## EXERCISE OBJECTIVE
Lift out all lines below that contain "Recorded".

-- begin --

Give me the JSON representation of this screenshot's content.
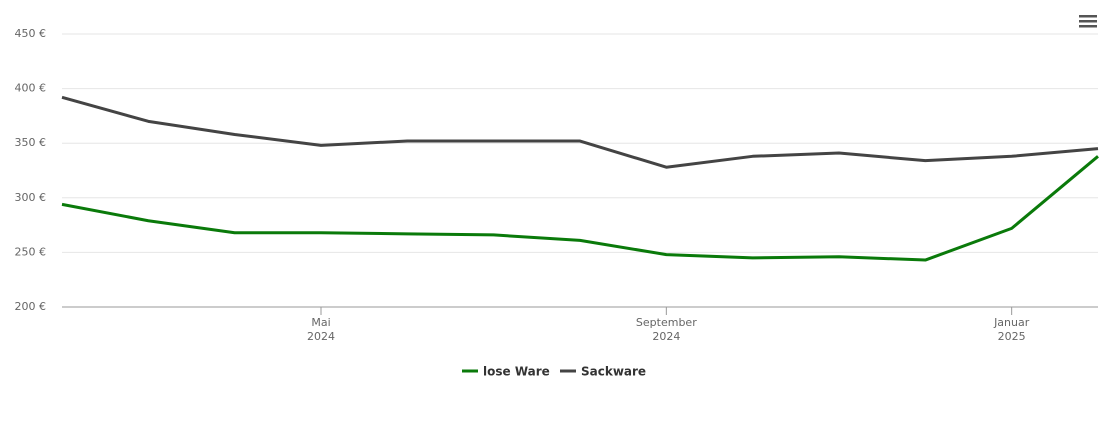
{
  "chart_data": {
    "type": "line",
    "x": [
      "2024-02",
      "2024-03",
      "2024-04",
      "2024-05",
      "2024-06",
      "2024-07",
      "2024-08",
      "2024-09",
      "2024-10",
      "2024-11",
      "2024-12",
      "2025-01",
      "2025-02"
    ],
    "series": [
      {
        "name": "lose Ware",
        "color": "#0a7a0a",
        "values": [
          294,
          279,
          268,
          268,
          267,
          266,
          261,
          248,
          245,
          246,
          243,
          272,
          338
        ]
      },
      {
        "name": "Sackware",
        "color": "#444444",
        "values": [
          392,
          370,
          358,
          348,
          352,
          352,
          352,
          328,
          338,
          341,
          334,
          338,
          345
        ]
      }
    ],
    "xlim": [
      "2024-02",
      "2025-02"
    ],
    "xticks": [
      {
        "value": "2024-05",
        "label": "Mai 2024"
      },
      {
        "value": "2024-09",
        "label": "September 2024"
      },
      {
        "value": "2025-01",
        "label": "Januar 2025"
      }
    ],
    "ylim": [
      200,
      450
    ],
    "yticks": [
      {
        "value": 200,
        "label": "200 €"
      },
      {
        "value": 250,
        "label": "250 €"
      },
      {
        "value": 300,
        "label": "300 €"
      },
      {
        "value": 350,
        "label": "350 €"
      },
      {
        "value": 400,
        "label": "400 €"
      },
      {
        "value": 450,
        "label": "450 €"
      }
    ],
    "grid": true,
    "legend": "bottom"
  }
}
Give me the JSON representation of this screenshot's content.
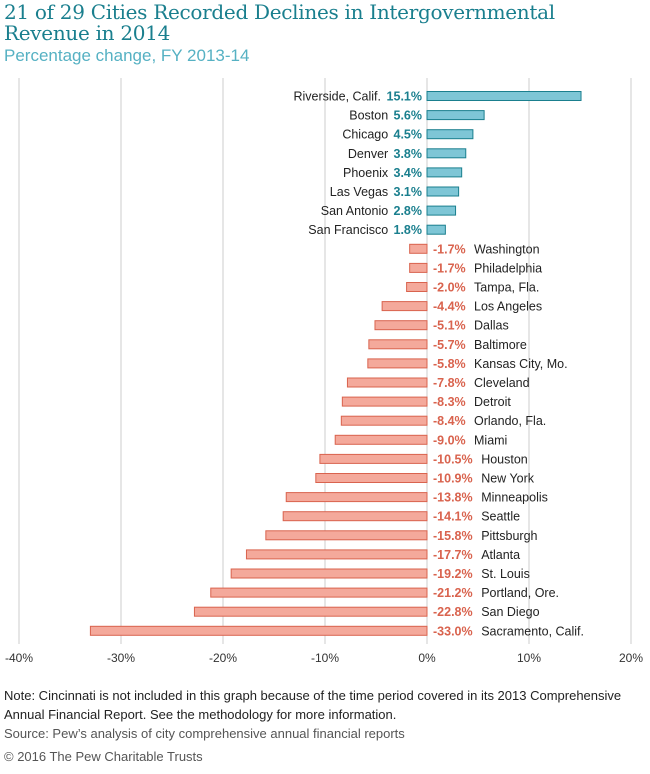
{
  "title": "21 of 29 Cities Recorded Declines in Intergovernmental Revenue in 2014",
  "subtitle": "Percentage change, FY 2013-14",
  "note": "Note: Cincinnati is not included in this graph because of the time period covered in its 2013 Comprehensive Annual Financial Report. See the methodology for more information.",
  "source": "Source: Pew’s analysis of city comprehensive annual financial reports",
  "copyright": "© 2016 The Pew Charitable Trusts",
  "colors": {
    "positive_fill": "#7ec6d6",
    "positive_stroke": "#1a7f8e",
    "positive_label": "#1a7f8e",
    "negative_fill": "#f4a99b",
    "negative_stroke": "#d9634e",
    "negative_label": "#d9634e",
    "grid": "#cccccc"
  },
  "chart_data": {
    "type": "bar",
    "orientation": "horizontal",
    "title": "21 of 29 Cities Recorded Declines in Intergovernmental Revenue in 2014",
    "subtitle": "Percentage change, FY 2013-14",
    "xlim": [
      -40,
      20
    ],
    "xticks": [
      -40,
      -30,
      -20,
      -10,
      0,
      10,
      20
    ],
    "xtick_labels": [
      "-40%",
      "-30%",
      "-20%",
      "-10%",
      "0%",
      "10%",
      "20%"
    ],
    "grid": true,
    "categories": [
      "Riverside, Calif.",
      "Boston",
      "Chicago",
      "Denver",
      "Phoenix",
      "Las Vegas",
      "San Antonio",
      "San Francisco",
      "Washington",
      "Philadelphia",
      "Tampa, Fla.",
      "Los Angeles",
      "Dallas",
      "Baltimore",
      "Kansas City, Mo.",
      "Cleveland",
      "Detroit",
      "Orlando, Fla.",
      "Miami",
      "Houston",
      "New York",
      "Minneapolis",
      "Seattle",
      "Pittsburgh",
      "Atlanta",
      "St. Louis",
      "Portland, Ore.",
      "San Diego",
      "Sacramento, Calif."
    ],
    "values": [
      15.1,
      5.6,
      4.5,
      3.8,
      3.4,
      3.1,
      2.8,
      1.8,
      -1.7,
      -1.7,
      -2.0,
      -4.4,
      -5.1,
      -5.7,
      -5.8,
      -7.8,
      -8.3,
      -8.4,
      -9.0,
      -10.5,
      -10.9,
      -13.8,
      -14.1,
      -15.8,
      -17.7,
      -19.2,
      -21.2,
      -22.8,
      -33.0
    ],
    "value_labels": [
      "15.1%",
      "5.6%",
      "4.5%",
      "3.8%",
      "3.4%",
      "3.1%",
      "2.8%",
      "1.8%",
      "-1.7%",
      "-1.7%",
      "-2.0%",
      "-4.4%",
      "-5.1%",
      "-5.7%",
      "-5.8%",
      "-7.8%",
      "-8.3%",
      "-8.4%",
      "-9.0%",
      "-10.5%",
      "-10.9%",
      "-13.8%",
      "-14.1%",
      "-15.8%",
      "-17.7%",
      "-19.2%",
      "-21.2%",
      "-22.8%",
      "-33.0%"
    ]
  }
}
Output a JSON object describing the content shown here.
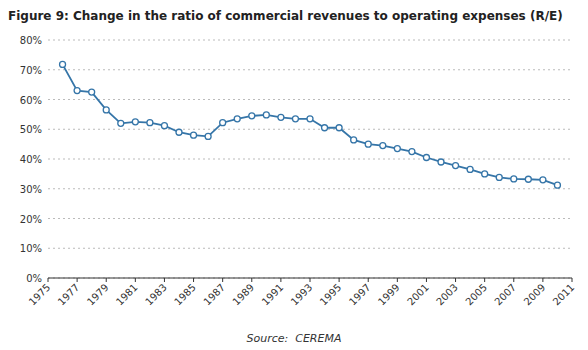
{
  "chart_data": {
    "type": "line",
    "title": "Figure 9: Change in the ratio of commercial revenues to operating expenses (R/E)",
    "annotations": [
      "Source:  CEREMA"
    ],
    "x": [
      1976,
      1977,
      1978,
      1979,
      1980,
      1981,
      1982,
      1983,
      1984,
      1985,
      1986,
      1987,
      1988,
      1989,
      1990,
      1991,
      1992,
      1993,
      1994,
      1995,
      1996,
      1997,
      1998,
      1999,
      2000,
      2001,
      2002,
      2003,
      2004,
      2005,
      2006,
      2007,
      2008,
      2009,
      2010
    ],
    "values": [
      0.718,
      0.63,
      0.625,
      0.565,
      0.52,
      0.525,
      0.522,
      0.512,
      0.49,
      0.48,
      0.476,
      0.522,
      0.535,
      0.545,
      0.548,
      0.54,
      0.535,
      0.535,
      0.505,
      0.505,
      0.464,
      0.45,
      0.445,
      0.435,
      0.425,
      0.405,
      0.39,
      0.378,
      0.365,
      0.35,
      0.338,
      0.333,
      0.332,
      0.33,
      0.312
    ],
    "color": "#3575a8",
    "marker": "circle",
    "grid": true,
    "xlim": [
      1975,
      2011
    ],
    "xticks": [
      1975,
      1977,
      1979,
      1981,
      1983,
      1985,
      1987,
      1989,
      1991,
      1993,
      1995,
      1997,
      1999,
      2001,
      2003,
      2005,
      2007,
      2009,
      2011
    ],
    "ylim": [
      0.0,
      0.8
    ],
    "yticks": [
      {
        "value": 0.0,
        "label": "0%"
      },
      {
        "value": 0.1,
        "label": "10%"
      },
      {
        "value": 0.2,
        "label": "20%"
      },
      {
        "value": 0.3,
        "label": "30%"
      },
      {
        "value": 0.4,
        "label": "40%"
      },
      {
        "value": 0.5,
        "label": "50%"
      },
      {
        "value": 0.6,
        "label": "60%"
      },
      {
        "value": 0.7,
        "label": "70%"
      },
      {
        "value": 0.8,
        "label": "80%"
      }
    ]
  }
}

-- end --

## THE COMPLETED TASK
  "title": "21 of 29 Cities Recorded Declines in Intergovernmental Revenue in 2014",
    "title": "21 of 29 Cities Recorded Declines in Intergovernmental Revenue in 2014",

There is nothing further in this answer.